* STATED TASK: Return the entries below in their exact form, leaving the pictures out.

* INPUT FOR THIS TASK:
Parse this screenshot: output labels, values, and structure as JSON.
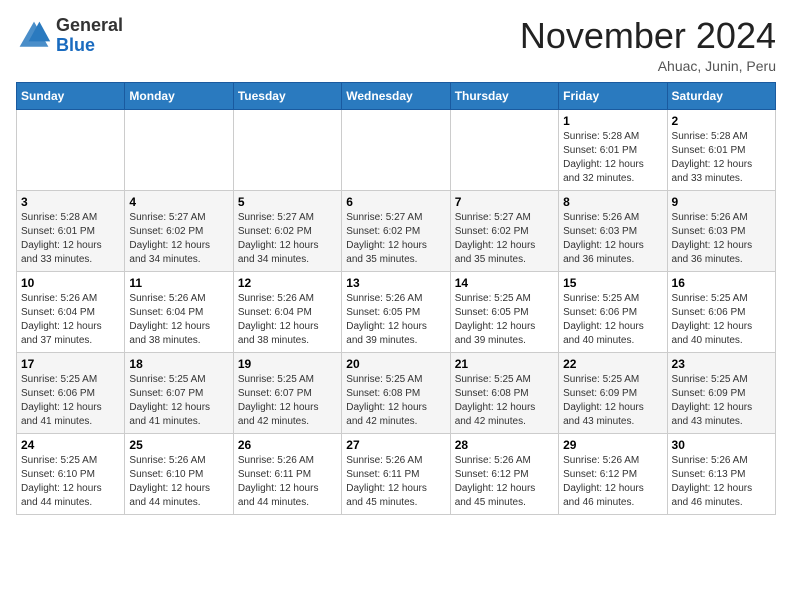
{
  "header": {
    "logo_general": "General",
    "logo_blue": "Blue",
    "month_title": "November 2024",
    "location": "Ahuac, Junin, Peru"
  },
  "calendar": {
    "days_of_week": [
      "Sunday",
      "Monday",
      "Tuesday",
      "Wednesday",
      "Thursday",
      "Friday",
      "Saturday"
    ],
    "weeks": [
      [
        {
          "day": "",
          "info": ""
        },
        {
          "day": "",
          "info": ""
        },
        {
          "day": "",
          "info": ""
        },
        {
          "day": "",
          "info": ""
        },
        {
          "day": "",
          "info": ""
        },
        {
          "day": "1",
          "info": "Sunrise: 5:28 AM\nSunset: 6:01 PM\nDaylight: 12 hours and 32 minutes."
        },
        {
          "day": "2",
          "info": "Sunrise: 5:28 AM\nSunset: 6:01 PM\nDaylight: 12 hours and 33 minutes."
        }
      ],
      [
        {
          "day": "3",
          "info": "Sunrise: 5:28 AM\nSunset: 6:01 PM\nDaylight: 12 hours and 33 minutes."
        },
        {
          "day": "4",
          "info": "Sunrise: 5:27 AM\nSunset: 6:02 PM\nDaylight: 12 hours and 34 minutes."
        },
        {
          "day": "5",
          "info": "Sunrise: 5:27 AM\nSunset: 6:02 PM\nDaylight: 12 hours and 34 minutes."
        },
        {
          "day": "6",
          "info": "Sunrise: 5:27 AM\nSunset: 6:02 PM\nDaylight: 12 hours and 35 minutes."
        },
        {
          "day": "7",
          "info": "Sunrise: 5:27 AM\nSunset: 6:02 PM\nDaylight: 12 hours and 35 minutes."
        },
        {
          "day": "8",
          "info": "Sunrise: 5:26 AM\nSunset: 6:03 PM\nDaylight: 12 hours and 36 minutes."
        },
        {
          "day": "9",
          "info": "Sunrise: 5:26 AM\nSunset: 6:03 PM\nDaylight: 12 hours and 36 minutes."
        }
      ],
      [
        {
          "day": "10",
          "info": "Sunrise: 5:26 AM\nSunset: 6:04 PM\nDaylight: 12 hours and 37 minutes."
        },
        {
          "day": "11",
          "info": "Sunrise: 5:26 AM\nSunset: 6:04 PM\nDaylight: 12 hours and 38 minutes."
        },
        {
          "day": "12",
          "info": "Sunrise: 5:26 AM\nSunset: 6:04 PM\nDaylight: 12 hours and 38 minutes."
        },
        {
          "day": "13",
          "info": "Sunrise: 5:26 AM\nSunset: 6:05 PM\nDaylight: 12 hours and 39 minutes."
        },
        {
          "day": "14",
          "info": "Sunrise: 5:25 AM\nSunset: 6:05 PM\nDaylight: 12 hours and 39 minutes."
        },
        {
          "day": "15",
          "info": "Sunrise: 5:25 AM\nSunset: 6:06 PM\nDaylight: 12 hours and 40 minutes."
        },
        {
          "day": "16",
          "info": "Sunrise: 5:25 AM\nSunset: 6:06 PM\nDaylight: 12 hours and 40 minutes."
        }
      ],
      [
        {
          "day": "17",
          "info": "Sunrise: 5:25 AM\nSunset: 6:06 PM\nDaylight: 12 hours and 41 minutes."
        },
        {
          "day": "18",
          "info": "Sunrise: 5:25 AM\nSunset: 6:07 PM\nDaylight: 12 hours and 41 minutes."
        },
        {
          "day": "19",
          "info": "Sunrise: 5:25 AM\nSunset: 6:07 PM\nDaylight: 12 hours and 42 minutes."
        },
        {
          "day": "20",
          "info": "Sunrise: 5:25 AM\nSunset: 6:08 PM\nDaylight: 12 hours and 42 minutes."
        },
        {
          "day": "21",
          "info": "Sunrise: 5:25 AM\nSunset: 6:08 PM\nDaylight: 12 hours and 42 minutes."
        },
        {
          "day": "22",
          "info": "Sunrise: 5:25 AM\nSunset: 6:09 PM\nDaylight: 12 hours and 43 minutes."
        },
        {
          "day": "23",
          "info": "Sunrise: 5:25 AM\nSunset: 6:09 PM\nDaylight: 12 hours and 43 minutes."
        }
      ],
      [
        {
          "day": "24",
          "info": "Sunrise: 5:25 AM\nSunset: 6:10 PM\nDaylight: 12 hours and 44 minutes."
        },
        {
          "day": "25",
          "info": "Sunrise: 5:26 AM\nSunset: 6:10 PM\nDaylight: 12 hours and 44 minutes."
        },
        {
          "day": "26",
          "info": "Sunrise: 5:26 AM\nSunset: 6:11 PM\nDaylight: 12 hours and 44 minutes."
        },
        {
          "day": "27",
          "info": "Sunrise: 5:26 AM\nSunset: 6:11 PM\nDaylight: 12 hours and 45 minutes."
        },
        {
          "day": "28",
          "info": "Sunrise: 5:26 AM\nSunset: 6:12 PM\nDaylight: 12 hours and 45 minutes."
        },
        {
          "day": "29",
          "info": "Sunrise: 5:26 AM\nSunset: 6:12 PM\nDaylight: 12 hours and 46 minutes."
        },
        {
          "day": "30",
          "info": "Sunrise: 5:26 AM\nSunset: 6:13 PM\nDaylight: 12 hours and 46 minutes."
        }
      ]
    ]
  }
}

* RESPONSE TO THIS TASK:
Parse this screenshot: output labels, values, and structure as JSON.
{
  "header": {
    "logo_general": "General",
    "logo_blue": "Blue",
    "month_title": "November 2024",
    "location": "Ahuac, Junin, Peru"
  },
  "calendar": {
    "days_of_week": [
      "Sunday",
      "Monday",
      "Tuesday",
      "Wednesday",
      "Thursday",
      "Friday",
      "Saturday"
    ],
    "weeks": [
      [
        {
          "day": "",
          "info": ""
        },
        {
          "day": "",
          "info": ""
        },
        {
          "day": "",
          "info": ""
        },
        {
          "day": "",
          "info": ""
        },
        {
          "day": "",
          "info": ""
        },
        {
          "day": "1",
          "info": "Sunrise: 5:28 AM\nSunset: 6:01 PM\nDaylight: 12 hours and 32 minutes."
        },
        {
          "day": "2",
          "info": "Sunrise: 5:28 AM\nSunset: 6:01 PM\nDaylight: 12 hours and 33 minutes."
        }
      ],
      [
        {
          "day": "3",
          "info": "Sunrise: 5:28 AM\nSunset: 6:01 PM\nDaylight: 12 hours and 33 minutes."
        },
        {
          "day": "4",
          "info": "Sunrise: 5:27 AM\nSunset: 6:02 PM\nDaylight: 12 hours and 34 minutes."
        },
        {
          "day": "5",
          "info": "Sunrise: 5:27 AM\nSunset: 6:02 PM\nDaylight: 12 hours and 34 minutes."
        },
        {
          "day": "6",
          "info": "Sunrise: 5:27 AM\nSunset: 6:02 PM\nDaylight: 12 hours and 35 minutes."
        },
        {
          "day": "7",
          "info": "Sunrise: 5:27 AM\nSunset: 6:02 PM\nDaylight: 12 hours and 35 minutes."
        },
        {
          "day": "8",
          "info": "Sunrise: 5:26 AM\nSunset: 6:03 PM\nDaylight: 12 hours and 36 minutes."
        },
        {
          "day": "9",
          "info": "Sunrise: 5:26 AM\nSunset: 6:03 PM\nDaylight: 12 hours and 36 minutes."
        }
      ],
      [
        {
          "day": "10",
          "info": "Sunrise: 5:26 AM\nSunset: 6:04 PM\nDaylight: 12 hours and 37 minutes."
        },
        {
          "day": "11",
          "info": "Sunrise: 5:26 AM\nSunset: 6:04 PM\nDaylight: 12 hours and 38 minutes."
        },
        {
          "day": "12",
          "info": "Sunrise: 5:26 AM\nSunset: 6:04 PM\nDaylight: 12 hours and 38 minutes."
        },
        {
          "day": "13",
          "info": "Sunrise: 5:26 AM\nSunset: 6:05 PM\nDaylight: 12 hours and 39 minutes."
        },
        {
          "day": "14",
          "info": "Sunrise: 5:25 AM\nSunset: 6:05 PM\nDaylight: 12 hours and 39 minutes."
        },
        {
          "day": "15",
          "info": "Sunrise: 5:25 AM\nSunset: 6:06 PM\nDaylight: 12 hours and 40 minutes."
        },
        {
          "day": "16",
          "info": "Sunrise: 5:25 AM\nSunset: 6:06 PM\nDaylight: 12 hours and 40 minutes."
        }
      ],
      [
        {
          "day": "17",
          "info": "Sunrise: 5:25 AM\nSunset: 6:06 PM\nDaylight: 12 hours and 41 minutes."
        },
        {
          "day": "18",
          "info": "Sunrise: 5:25 AM\nSunset: 6:07 PM\nDaylight: 12 hours and 41 minutes."
        },
        {
          "day": "19",
          "info": "Sunrise: 5:25 AM\nSunset: 6:07 PM\nDaylight: 12 hours and 42 minutes."
        },
        {
          "day": "20",
          "info": "Sunrise: 5:25 AM\nSunset: 6:08 PM\nDaylight: 12 hours and 42 minutes."
        },
        {
          "day": "21",
          "info": "Sunrise: 5:25 AM\nSunset: 6:08 PM\nDaylight: 12 hours and 42 minutes."
        },
        {
          "day": "22",
          "info": "Sunrise: 5:25 AM\nSunset: 6:09 PM\nDaylight: 12 hours and 43 minutes."
        },
        {
          "day": "23",
          "info": "Sunrise: 5:25 AM\nSunset: 6:09 PM\nDaylight: 12 hours and 43 minutes."
        }
      ],
      [
        {
          "day": "24",
          "info": "Sunrise: 5:25 AM\nSunset: 6:10 PM\nDaylight: 12 hours and 44 minutes."
        },
        {
          "day": "25",
          "info": "Sunrise: 5:26 AM\nSunset: 6:10 PM\nDaylight: 12 hours and 44 minutes."
        },
        {
          "day": "26",
          "info": "Sunrise: 5:26 AM\nSunset: 6:11 PM\nDaylight: 12 hours and 44 minutes."
        },
        {
          "day": "27",
          "info": "Sunrise: 5:26 AM\nSunset: 6:11 PM\nDaylight: 12 hours and 45 minutes."
        },
        {
          "day": "28",
          "info": "Sunrise: 5:26 AM\nSunset: 6:12 PM\nDaylight: 12 hours and 45 minutes."
        },
        {
          "day": "29",
          "info": "Sunrise: 5:26 AM\nSunset: 6:12 PM\nDaylight: 12 hours and 46 minutes."
        },
        {
          "day": "30",
          "info": "Sunrise: 5:26 AM\nSunset: 6:13 PM\nDaylight: 12 hours and 46 minutes."
        }
      ]
    ]
  }
}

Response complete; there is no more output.